Data listing:

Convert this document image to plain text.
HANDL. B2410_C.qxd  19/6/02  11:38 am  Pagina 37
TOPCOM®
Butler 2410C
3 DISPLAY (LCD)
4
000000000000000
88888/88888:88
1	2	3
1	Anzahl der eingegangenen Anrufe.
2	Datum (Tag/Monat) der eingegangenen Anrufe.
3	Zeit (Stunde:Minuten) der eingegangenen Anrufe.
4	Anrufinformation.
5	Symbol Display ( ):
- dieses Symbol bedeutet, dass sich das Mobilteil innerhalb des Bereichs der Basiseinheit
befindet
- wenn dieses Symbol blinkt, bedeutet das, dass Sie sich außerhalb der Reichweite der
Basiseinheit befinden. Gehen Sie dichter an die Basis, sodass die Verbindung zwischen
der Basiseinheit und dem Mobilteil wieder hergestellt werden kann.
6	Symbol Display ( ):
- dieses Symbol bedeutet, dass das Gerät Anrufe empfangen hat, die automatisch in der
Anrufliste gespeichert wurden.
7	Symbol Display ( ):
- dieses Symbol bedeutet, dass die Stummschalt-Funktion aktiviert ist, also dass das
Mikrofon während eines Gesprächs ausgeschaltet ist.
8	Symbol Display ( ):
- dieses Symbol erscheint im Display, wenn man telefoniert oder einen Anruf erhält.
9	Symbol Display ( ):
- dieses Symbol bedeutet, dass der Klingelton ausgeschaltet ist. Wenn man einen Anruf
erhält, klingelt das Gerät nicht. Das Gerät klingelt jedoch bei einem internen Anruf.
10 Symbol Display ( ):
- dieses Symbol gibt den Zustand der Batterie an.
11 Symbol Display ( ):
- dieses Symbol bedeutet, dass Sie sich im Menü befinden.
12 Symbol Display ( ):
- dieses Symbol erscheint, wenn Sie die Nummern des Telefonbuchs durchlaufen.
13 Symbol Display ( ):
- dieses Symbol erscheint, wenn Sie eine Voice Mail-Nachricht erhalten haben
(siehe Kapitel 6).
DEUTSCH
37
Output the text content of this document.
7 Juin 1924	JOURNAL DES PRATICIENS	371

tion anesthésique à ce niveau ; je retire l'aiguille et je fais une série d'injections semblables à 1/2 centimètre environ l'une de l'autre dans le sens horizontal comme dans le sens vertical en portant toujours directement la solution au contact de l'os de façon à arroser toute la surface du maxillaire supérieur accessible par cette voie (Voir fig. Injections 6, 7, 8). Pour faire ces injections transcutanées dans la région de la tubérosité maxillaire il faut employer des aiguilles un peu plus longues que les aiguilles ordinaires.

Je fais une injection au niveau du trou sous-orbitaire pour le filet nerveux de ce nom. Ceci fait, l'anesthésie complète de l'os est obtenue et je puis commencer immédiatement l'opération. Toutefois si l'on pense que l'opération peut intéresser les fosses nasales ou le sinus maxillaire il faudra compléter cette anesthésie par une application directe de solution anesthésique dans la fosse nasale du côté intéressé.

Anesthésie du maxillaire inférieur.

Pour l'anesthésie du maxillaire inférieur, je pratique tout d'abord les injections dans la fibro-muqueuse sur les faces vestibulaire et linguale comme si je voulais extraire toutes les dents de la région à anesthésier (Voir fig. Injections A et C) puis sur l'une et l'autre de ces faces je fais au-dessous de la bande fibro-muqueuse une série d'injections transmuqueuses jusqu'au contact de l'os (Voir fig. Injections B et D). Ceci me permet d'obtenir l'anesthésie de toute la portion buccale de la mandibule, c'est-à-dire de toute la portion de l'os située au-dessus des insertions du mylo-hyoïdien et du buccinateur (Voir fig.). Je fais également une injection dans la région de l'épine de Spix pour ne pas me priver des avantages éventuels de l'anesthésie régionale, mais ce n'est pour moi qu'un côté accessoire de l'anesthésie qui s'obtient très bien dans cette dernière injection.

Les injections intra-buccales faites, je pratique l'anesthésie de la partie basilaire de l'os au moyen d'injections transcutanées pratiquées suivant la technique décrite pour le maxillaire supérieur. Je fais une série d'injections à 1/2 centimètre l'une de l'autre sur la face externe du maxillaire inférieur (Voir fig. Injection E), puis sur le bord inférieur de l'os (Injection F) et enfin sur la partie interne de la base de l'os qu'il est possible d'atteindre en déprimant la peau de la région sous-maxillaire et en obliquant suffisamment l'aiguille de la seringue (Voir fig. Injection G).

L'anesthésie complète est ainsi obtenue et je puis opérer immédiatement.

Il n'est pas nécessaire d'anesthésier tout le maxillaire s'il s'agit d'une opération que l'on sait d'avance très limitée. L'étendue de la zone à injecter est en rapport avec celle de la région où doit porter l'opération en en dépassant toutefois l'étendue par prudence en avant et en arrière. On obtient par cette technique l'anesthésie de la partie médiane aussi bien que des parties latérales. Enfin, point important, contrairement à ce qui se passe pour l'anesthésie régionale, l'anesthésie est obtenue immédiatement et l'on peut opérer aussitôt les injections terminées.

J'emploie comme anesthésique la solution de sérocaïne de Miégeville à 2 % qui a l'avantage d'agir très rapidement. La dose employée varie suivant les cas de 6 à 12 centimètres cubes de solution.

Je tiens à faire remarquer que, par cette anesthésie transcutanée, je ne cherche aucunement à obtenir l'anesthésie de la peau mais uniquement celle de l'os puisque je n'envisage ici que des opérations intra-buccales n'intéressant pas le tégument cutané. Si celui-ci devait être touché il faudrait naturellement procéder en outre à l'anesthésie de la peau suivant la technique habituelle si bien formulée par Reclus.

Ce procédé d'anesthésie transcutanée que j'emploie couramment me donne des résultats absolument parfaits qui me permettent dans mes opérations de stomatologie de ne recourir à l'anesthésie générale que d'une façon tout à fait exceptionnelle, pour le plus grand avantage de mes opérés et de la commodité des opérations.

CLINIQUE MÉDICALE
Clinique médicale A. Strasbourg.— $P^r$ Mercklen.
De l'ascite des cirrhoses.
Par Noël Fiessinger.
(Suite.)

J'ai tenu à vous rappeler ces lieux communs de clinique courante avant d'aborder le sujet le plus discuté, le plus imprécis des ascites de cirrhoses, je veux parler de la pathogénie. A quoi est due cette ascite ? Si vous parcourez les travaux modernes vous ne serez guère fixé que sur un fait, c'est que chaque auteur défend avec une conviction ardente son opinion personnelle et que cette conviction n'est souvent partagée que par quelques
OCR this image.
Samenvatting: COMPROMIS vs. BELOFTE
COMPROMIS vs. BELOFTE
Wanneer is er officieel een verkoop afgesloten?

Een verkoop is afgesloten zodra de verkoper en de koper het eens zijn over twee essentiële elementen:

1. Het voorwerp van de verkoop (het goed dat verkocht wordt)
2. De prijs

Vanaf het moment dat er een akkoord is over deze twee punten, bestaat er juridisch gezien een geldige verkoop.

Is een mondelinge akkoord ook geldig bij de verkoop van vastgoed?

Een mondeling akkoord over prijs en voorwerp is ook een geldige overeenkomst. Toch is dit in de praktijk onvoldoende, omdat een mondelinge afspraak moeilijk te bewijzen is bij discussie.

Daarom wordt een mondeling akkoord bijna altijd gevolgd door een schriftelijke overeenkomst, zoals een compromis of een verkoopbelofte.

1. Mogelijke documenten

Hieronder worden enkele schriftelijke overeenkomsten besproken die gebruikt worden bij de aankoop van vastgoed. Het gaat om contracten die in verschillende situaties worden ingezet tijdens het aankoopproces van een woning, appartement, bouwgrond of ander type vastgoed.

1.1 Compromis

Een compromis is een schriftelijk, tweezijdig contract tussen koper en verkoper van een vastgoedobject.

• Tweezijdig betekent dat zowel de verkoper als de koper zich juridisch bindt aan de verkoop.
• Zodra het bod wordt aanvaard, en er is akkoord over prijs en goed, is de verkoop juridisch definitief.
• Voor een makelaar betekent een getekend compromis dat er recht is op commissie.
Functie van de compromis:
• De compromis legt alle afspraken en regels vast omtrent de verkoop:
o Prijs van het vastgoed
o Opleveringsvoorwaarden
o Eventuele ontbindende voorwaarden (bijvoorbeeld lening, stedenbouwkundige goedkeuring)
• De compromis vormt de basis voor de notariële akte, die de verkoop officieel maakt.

PROBLEM STATEMENT:
All lines above containing the string "anesthésique" are to be collected.

COMPLETE RESPONSE:
tion anesthésique à ce niveau ; je retire l'aiguille et je fais une série d'injections semblables à 1/2 centimètre environ l'une de l'autre dans le sens horizontal comme dans le sens vertical en portant toujours directement la solution au contact de l'os de façon à arroser toute la surface du maxillaire supérieur accessible par cette voie (Voir fig. Injections 6, 7, 8). Pour faire ces injections transcutanées dans la région de la tubérosité maxillaire il faut employer des aiguilles un peu plus longues que les aiguilles ordinaires.
Je fais une injection au niveau du trou sous-orbitaire pour le filet nerveux de ce nom. Ceci fait, l'anesthésie complète de l'os est obtenue et je puis commencer immédiatement l'opération. Toutefois si l'on pense que l'opération peut intéresser les fosses nasales ou le sinus maxillaire il faudra compléter cette anesthésie par une application directe de solution anesthésique dans la fosse nasale du côté intéressé.
J'emploie comme anesthésique la solution de sérocaïne de Miégeville à 2 % qui a l'avantage d'agir très rapidement. La dose employée varie suivant les cas de 6 à 12 centimètres cubes de solution.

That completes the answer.